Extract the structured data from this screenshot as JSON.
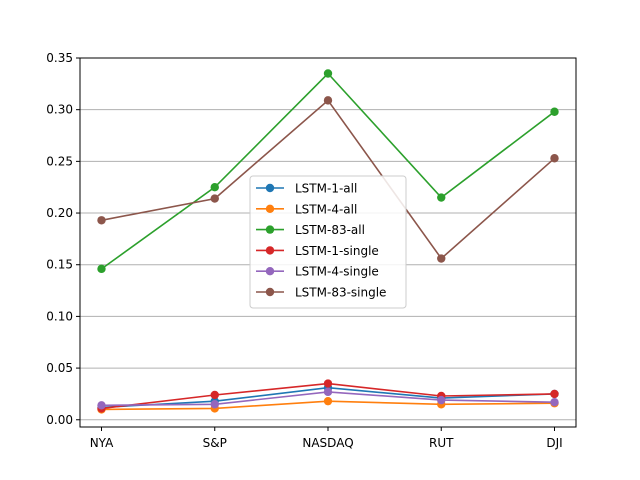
{
  "chart_data": {
    "type": "line",
    "title": "",
    "xlabel": "",
    "ylabel": "",
    "categories": [
      "NYA",
      "S&P",
      "NASDAQ",
      "RUT",
      "DJI"
    ],
    "ylim": [
      -0.007,
      0.35
    ],
    "yticks": [
      "0.00",
      "0.05",
      "0.10",
      "0.15",
      "0.20",
      "0.25",
      "0.30",
      "0.35"
    ],
    "grid": "horizontal",
    "legend_position": "center",
    "series": [
      {
        "name": "LSTM-1-all",
        "color": "#1f77b4",
        "values": [
          0.012,
          0.018,
          0.031,
          0.021,
          0.025
        ]
      },
      {
        "name": "LSTM-4-all",
        "color": "#ff7f0e",
        "values": [
          0.01,
          0.011,
          0.018,
          0.015,
          0.016
        ]
      },
      {
        "name": "LSTM-83-all",
        "color": "#2ca02c",
        "values": [
          0.146,
          0.225,
          0.335,
          0.215,
          0.298
        ]
      },
      {
        "name": "LSTM-1-single",
        "color": "#d62728",
        "values": [
          0.011,
          0.024,
          0.035,
          0.023,
          0.025
        ]
      },
      {
        "name": "LSTM-4-single",
        "color": "#9467bd",
        "values": [
          0.014,
          0.015,
          0.027,
          0.019,
          0.017
        ]
      },
      {
        "name": "LSTM-83-single",
        "color": "#8c564b",
        "values": [
          0.193,
          0.214,
          0.309,
          0.156,
          0.253
        ]
      }
    ]
  }
}
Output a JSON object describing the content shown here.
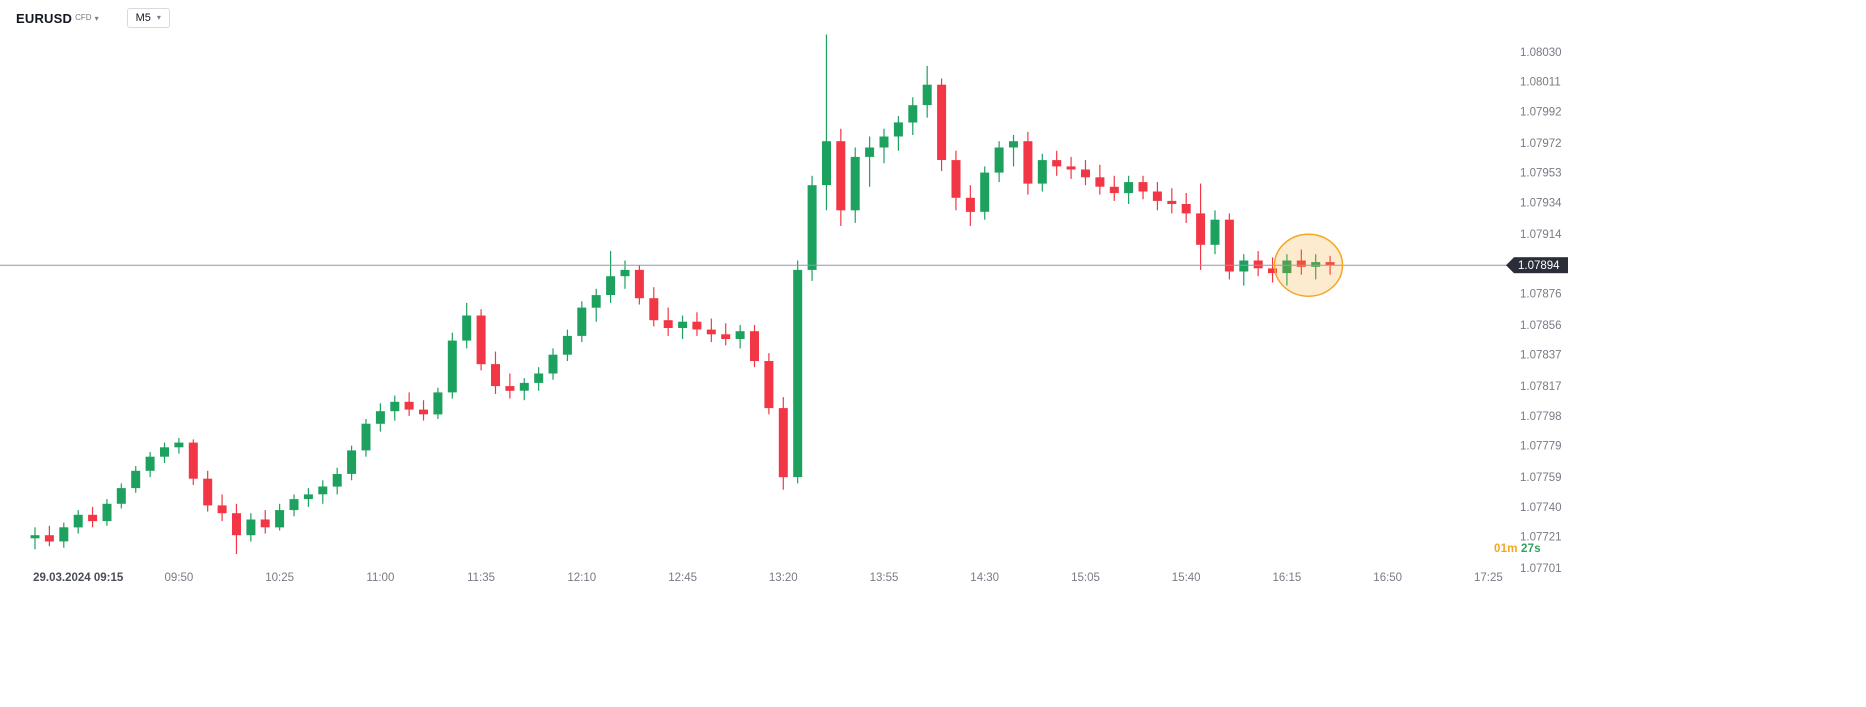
{
  "header": {
    "symbol": "EURUSD",
    "market_type": "CFD",
    "timeframe": "M5"
  },
  "countdown": {
    "minutes": "01m",
    "seconds": "27s",
    "minutes_color": "#f5a623",
    "seconds_color": "#2fa35c"
  },
  "chart_data": {
    "type": "candlestick",
    "title": "EURUSD CFD, M5",
    "ylim": [
      1.07703,
      1.08063
    ],
    "current_price": 1.07894,
    "current_price_label": "1.07894",
    "colors": {
      "up": "#1da15f",
      "down": "#f23645",
      "price_line": "#9598a1",
      "badge_bg": "#2a2e39",
      "badge_text": "#ffffff",
      "axis_text": "#787b86",
      "first_time_label": "#4a4e59",
      "highlight": "#f5a623",
      "highlight_fill": "rgba(245,166,35,0.22)"
    },
    "price_axis": [
      "1.08030",
      "1.08011",
      "1.07992",
      "1.07972",
      "1.07953",
      "1.07934",
      "1.07914",
      "1.07876",
      "1.07856",
      "1.07837",
      "1.07817",
      "1.07798",
      "1.07779",
      "1.07759",
      "1.07740",
      "1.07721",
      "1.07701"
    ],
    "x_axis": {
      "labels": [
        "29.03.2024 09:15",
        "09:50",
        "10:25",
        "11:00",
        "11:35",
        "12:10",
        "12:45",
        "13:20",
        "13:55",
        "14:30",
        "15:05",
        "15:40",
        "16:15",
        "16:50",
        "17:25"
      ],
      "first_label_candle_index": 3,
      "candles_per_label": 7
    },
    "start_time": "09:00",
    "interval_minutes": 5,
    "candles": [
      [
        1.0772,
        1.07727,
        1.07713,
        1.07722
      ],
      [
        1.07722,
        1.07728,
        1.07715,
        1.07718
      ],
      [
        1.07718,
        1.0773,
        1.07714,
        1.07727
      ],
      [
        1.07727,
        1.07738,
        1.07723,
        1.07735
      ],
      [
        1.07735,
        1.0774,
        1.07727,
        1.07731
      ],
      [
        1.07731,
        1.07745,
        1.07728,
        1.07742
      ],
      [
        1.07742,
        1.07755,
        1.07739,
        1.07752
      ],
      [
        1.07752,
        1.07766,
        1.07749,
        1.07763
      ],
      [
        1.07763,
        1.07775,
        1.07759,
        1.07772
      ],
      [
        1.07772,
        1.07781,
        1.07768,
        1.07778
      ],
      [
        1.07778,
        1.07784,
        1.07774,
        1.07781
      ],
      [
        1.07781,
        1.07783,
        1.07754,
        1.07758
      ],
      [
        1.07758,
        1.07763,
        1.07737,
        1.07741
      ],
      [
        1.07741,
        1.07748,
        1.07731,
        1.07736
      ],
      [
        1.07736,
        1.07742,
        1.0771,
        1.07722
      ],
      [
        1.07722,
        1.07736,
        1.07718,
        1.07732
      ],
      [
        1.07732,
        1.07738,
        1.07723,
        1.07727
      ],
      [
        1.07727,
        1.07742,
        1.07725,
        1.07738
      ],
      [
        1.07738,
        1.07748,
        1.07734,
        1.07745
      ],
      [
        1.07745,
        1.07752,
        1.0774,
        1.07748
      ],
      [
        1.07748,
        1.07757,
        1.07742,
        1.07753
      ],
      [
        1.07753,
        1.07765,
        1.07748,
        1.07761
      ],
      [
        1.07761,
        1.07779,
        1.07757,
        1.07776
      ],
      [
        1.07776,
        1.07796,
        1.07772,
        1.07793
      ],
      [
        1.07793,
        1.07806,
        1.07788,
        1.07801
      ],
      [
        1.07801,
        1.07811,
        1.07795,
        1.07807
      ],
      [
        1.07807,
        1.07813,
        1.07798,
        1.07802
      ],
      [
        1.07802,
        1.07808,
        1.07795,
        1.07799
      ],
      [
        1.07799,
        1.07816,
        1.07796,
        1.07813
      ],
      [
        1.07813,
        1.07851,
        1.07809,
        1.07846
      ],
      [
        1.07846,
        1.0787,
        1.07841,
        1.07862
      ],
      [
        1.07862,
        1.07866,
        1.07827,
        1.07831
      ],
      [
        1.07831,
        1.07839,
        1.07812,
        1.07817
      ],
      [
        1.07817,
        1.07825,
        1.07809,
        1.07814
      ],
      [
        1.07814,
        1.07822,
        1.07808,
        1.07819
      ],
      [
        1.07819,
        1.07829,
        1.07814,
        1.07825
      ],
      [
        1.07825,
        1.07841,
        1.07821,
        1.07837
      ],
      [
        1.07837,
        1.07853,
        1.07833,
        1.07849
      ],
      [
        1.07849,
        1.07871,
        1.07845,
        1.07867
      ],
      [
        1.07867,
        1.07879,
        1.07858,
        1.07875
      ],
      [
        1.07875,
        1.07903,
        1.0787,
        1.07887
      ],
      [
        1.07887,
        1.07897,
        1.07879,
        1.07891
      ],
      [
        1.07891,
        1.07894,
        1.07869,
        1.07873
      ],
      [
        1.07873,
        1.0788,
        1.07855,
        1.07859
      ],
      [
        1.07859,
        1.07867,
        1.07849,
        1.07854
      ],
      [
        1.07854,
        1.07862,
        1.07847,
        1.07858
      ],
      [
        1.07858,
        1.07864,
        1.07849,
        1.07853
      ],
      [
        1.07853,
        1.0786,
        1.07845,
        1.0785
      ],
      [
        1.0785,
        1.07857,
        1.07843,
        1.07847
      ],
      [
        1.07847,
        1.07856,
        1.07841,
        1.07852
      ],
      [
        1.07852,
        1.07856,
        1.07829,
        1.07833
      ],
      [
        1.07833,
        1.07838,
        1.07799,
        1.07803
      ],
      [
        1.07803,
        1.0781,
        1.07751,
        1.07759
      ],
      [
        1.07759,
        1.07897,
        1.07755,
        1.07891
      ],
      [
        1.07891,
        1.07951,
        1.07884,
        1.07945
      ],
      [
        1.07945,
        1.08041,
        1.07929,
        1.07973
      ],
      [
        1.07973,
        1.07981,
        1.07919,
        1.07929
      ],
      [
        1.07929,
        1.07969,
        1.07921,
        1.07963
      ],
      [
        1.07963,
        1.07976,
        1.07944,
        1.07969
      ],
      [
        1.07969,
        1.07981,
        1.07959,
        1.07976
      ],
      [
        1.07976,
        1.07989,
        1.07967,
        1.07985
      ],
      [
        1.07985,
        1.08001,
        1.07977,
        1.07996
      ],
      [
        1.07996,
        1.08021,
        1.07988,
        1.08009
      ],
      [
        1.08009,
        1.08013,
        1.07954,
        1.07961
      ],
      [
        1.07961,
        1.07967,
        1.07929,
        1.07937
      ],
      [
        1.07937,
        1.07945,
        1.07919,
        1.07928
      ],
      [
        1.07928,
        1.07957,
        1.07923,
        1.07953
      ],
      [
        1.07953,
        1.07973,
        1.07947,
        1.07969
      ],
      [
        1.07969,
        1.07977,
        1.07957,
        1.07973
      ],
      [
        1.07973,
        1.07979,
        1.07939,
        1.07946
      ],
      [
        1.07946,
        1.07965,
        1.07941,
        1.07961
      ],
      [
        1.07961,
        1.07967,
        1.07951,
        1.07957
      ],
      [
        1.07957,
        1.07963,
        1.07949,
        1.07955
      ],
      [
        1.07955,
        1.07961,
        1.07945,
        1.0795
      ],
      [
        1.0795,
        1.07958,
        1.07939,
        1.07944
      ],
      [
        1.07944,
        1.07951,
        1.07935,
        1.0794
      ],
      [
        1.0794,
        1.07951,
        1.07933,
        1.07947
      ],
      [
        1.07947,
        1.07951,
        1.07936,
        1.07941
      ],
      [
        1.07941,
        1.07947,
        1.07929,
        1.07935
      ],
      [
        1.07935,
        1.07943,
        1.07927,
        1.07933
      ],
      [
        1.07933,
        1.0794,
        1.07921,
        1.07927
      ],
      [
        1.07927,
        1.07946,
        1.07891,
        1.07907
      ],
      [
        1.07907,
        1.07929,
        1.07901,
        1.07923
      ],
      [
        1.07923,
        1.07927,
        1.07885,
        1.0789
      ],
      [
        1.0789,
        1.07901,
        1.07881,
        1.07897
      ],
      [
        1.07897,
        1.07903,
        1.07887,
        1.07892
      ],
      [
        1.07892,
        1.07899,
        1.07883,
        1.07889
      ],
      [
        1.07889,
        1.07901,
        1.07881,
        1.07897
      ],
      [
        1.07897,
        1.07904,
        1.07888,
        1.07893
      ],
      [
        1.07893,
        1.07901,
        1.07885,
        1.07896
      ],
      [
        1.07896,
        1.079,
        1.07888,
        1.07894
      ]
    ],
    "highlight": {
      "from_index": 87,
      "to_index": 90,
      "price": 1.07894
    }
  }
}
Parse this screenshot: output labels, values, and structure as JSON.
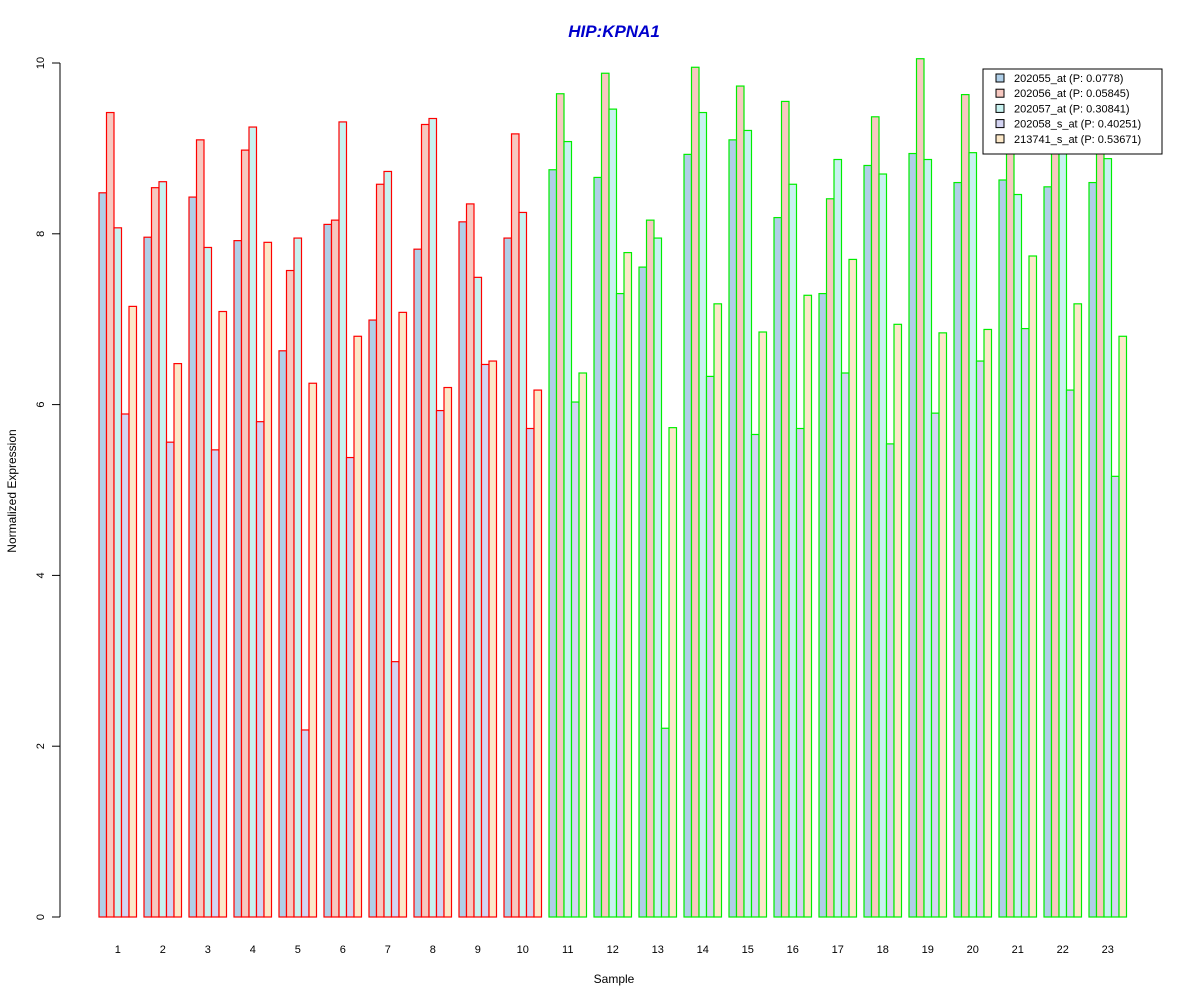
{
  "chart_data": {
    "type": "bar",
    "title": "HIP:KPNA1",
    "xlabel": "Sample",
    "ylabel": "Normalized Expression",
    "ylim": [
      0,
      10
    ],
    "yticks": [
      "0",
      "2",
      "4",
      "6",
      "8",
      "10"
    ],
    "categories": [
      "1",
      "2",
      "3",
      "4",
      "5",
      "6",
      "7",
      "8",
      "9",
      "10",
      "11",
      "12",
      "13",
      "14",
      "15",
      "16",
      "17",
      "18",
      "19",
      "20",
      "21",
      "22",
      "23"
    ],
    "group_colors": [
      "#ff0000",
      "#ff0000",
      "#ff0000",
      "#ff0000",
      "#ff0000",
      "#ff0000",
      "#ff0000",
      "#ff0000",
      "#ff0000",
      "#ff0000",
      "#00ee00",
      "#00ee00",
      "#00ee00",
      "#00ee00",
      "#00ee00",
      "#00ee00",
      "#00ee00",
      "#00ee00",
      "#00ee00",
      "#00ee00",
      "#00ee00",
      "#00ee00",
      "#00ee00"
    ],
    "grid": false,
    "legend_position": "top-right",
    "series": [
      {
        "name": "202055_at (P: 0.0778)",
        "fill": "#b0cfe8",
        "values": [
          8.48,
          7.96,
          8.43,
          7.92,
          6.63,
          8.11,
          6.99,
          7.82,
          8.14,
          7.95,
          8.75,
          8.66,
          7.61,
          8.93,
          9.1,
          8.19,
          7.3,
          8.8,
          8.94,
          8.6,
          8.63,
          8.55,
          8.6
        ]
      },
      {
        "name": "202056_at (P: 0.05845)",
        "fill": "#f7c8c0",
        "values": [
          9.42,
          8.54,
          9.1,
          8.98,
          7.57,
          8.16,
          8.58,
          9.28,
          8.35,
          9.17,
          9.64,
          9.88,
          8.16,
          9.95,
          9.73,
          9.55,
          8.41,
          9.37,
          10.05,
          9.63,
          9.12,
          9.25,
          9.1
        ]
      },
      {
        "name": "202057_at (P: 0.30841)",
        "fill": "#c8f2f0",
        "values": [
          8.07,
          8.61,
          7.84,
          9.25,
          7.95,
          9.31,
          8.73,
          9.35,
          7.49,
          8.25,
          9.08,
          9.46,
          7.95,
          9.42,
          9.21,
          8.58,
          8.87,
          8.7,
          8.87,
          8.95,
          8.46,
          9.12,
          8.88
        ]
      },
      {
        "name": "202058_s_at (P: 0.40251)",
        "fill": "#d4d4f2",
        "values": [
          5.89,
          5.56,
          5.47,
          5.8,
          2.19,
          5.38,
          2.99,
          5.93,
          6.47,
          5.72,
          6.03,
          7.3,
          2.21,
          6.33,
          5.65,
          5.72,
          6.37,
          5.54,
          5.9,
          6.51,
          6.89,
          6.17,
          5.16
        ]
      },
      {
        "name": "213741_s_at (P: 0.53671)",
        "fill": "#fce8c8",
        "values": [
          7.15,
          6.48,
          7.09,
          7.9,
          6.25,
          6.8,
          7.08,
          6.2,
          6.51,
          6.17,
          6.37,
          7.78,
          5.73,
          7.18,
          6.85,
          7.28,
          7.7,
          6.94,
          6.84,
          6.88,
          7.74,
          7.18,
          6.8
        ]
      }
    ]
  }
}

□ □ □ □ □

- **WHAT TO WORK ON**: Lines holding the word "this" should be counted across the entries; state only how many there are.

- **EXERCISE SOLUTION**: 2